> [TEXT PROVIDED]
>> BEGIN

Thursday, January 26, 2006

Taking the (Yellow) Bus

One undertakes intercity travel in the Czech Republic by train or by bus (well, unless one has a car, but that’s another matter). I have always been fonder of trains than buses, but while the trains here go to a great many places, lower prices and the ability to stop practically anywhere have made the bus more popular among Czechs.
Until recently, taking the bus meant taking a ČSAD bus. These go back and forth from main and subsidiary bus stations in Prague to other large cities and out into the countryside to extremely small villages. For example, while Uterý is considered a village and is the endpoint of a route from Plzeň, it looks like a metropolis in comparison with the village of Frantoly, which is also served by a bus… well, now and then. Let’s just say that when John and I visited Frantoly a couple of years ago to see where his family had come from, we decided that the bus didn’t go often enough and we could walk the 10km from Prachatice. But we got to Prachatice by bus. Small villages like Frantoly tend to be served on weekends by something like an incoming bus on Friday or Saturday and an outgoing bus on Sunday.

>> END

> [DATASET RECORDS]
>> BEGIN

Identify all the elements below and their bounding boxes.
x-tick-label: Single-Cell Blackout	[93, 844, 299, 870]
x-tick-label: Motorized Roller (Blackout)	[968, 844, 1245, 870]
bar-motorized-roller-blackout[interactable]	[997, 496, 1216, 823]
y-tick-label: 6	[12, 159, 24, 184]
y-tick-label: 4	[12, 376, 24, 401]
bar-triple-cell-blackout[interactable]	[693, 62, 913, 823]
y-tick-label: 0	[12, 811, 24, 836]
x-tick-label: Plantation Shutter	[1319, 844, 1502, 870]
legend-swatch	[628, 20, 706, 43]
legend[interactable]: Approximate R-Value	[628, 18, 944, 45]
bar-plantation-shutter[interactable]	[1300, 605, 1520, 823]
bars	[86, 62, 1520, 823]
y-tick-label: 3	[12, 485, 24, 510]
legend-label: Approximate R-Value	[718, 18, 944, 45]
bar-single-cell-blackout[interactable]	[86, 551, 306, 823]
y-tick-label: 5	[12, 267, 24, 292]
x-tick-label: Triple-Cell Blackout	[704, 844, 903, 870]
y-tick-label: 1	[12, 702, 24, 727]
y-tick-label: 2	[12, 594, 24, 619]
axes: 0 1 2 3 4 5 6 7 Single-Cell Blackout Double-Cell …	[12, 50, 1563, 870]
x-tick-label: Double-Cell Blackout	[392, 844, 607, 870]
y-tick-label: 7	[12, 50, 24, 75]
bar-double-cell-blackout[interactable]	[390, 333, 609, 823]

>> END

> [SET TASKS]
1/ In the post on intercity travel, why has the bus become more popular than the train among Czechs? Answer in one to three sentences.
2/ Rewrite the post on intercity travel starting at "One undertakes intercity" and ending at "popular among Czechs.", replacing "trains" with "railways".
The lines above aren't needed for either task.

> [FULL ANSWERS]
1/ The bus has become more popular among Czechs because it costs less than the train. It can also stop practically anywhere.

2/
One undertakes intercity travel in the Czech Republic by train or by bus (well, unless one has a car, but that’s another matter). I have always been fonder of railways than buses, but while the railways here go to a great many places, lower prices and the ability to stop practically anywhere have made the bus more popular among Czechs.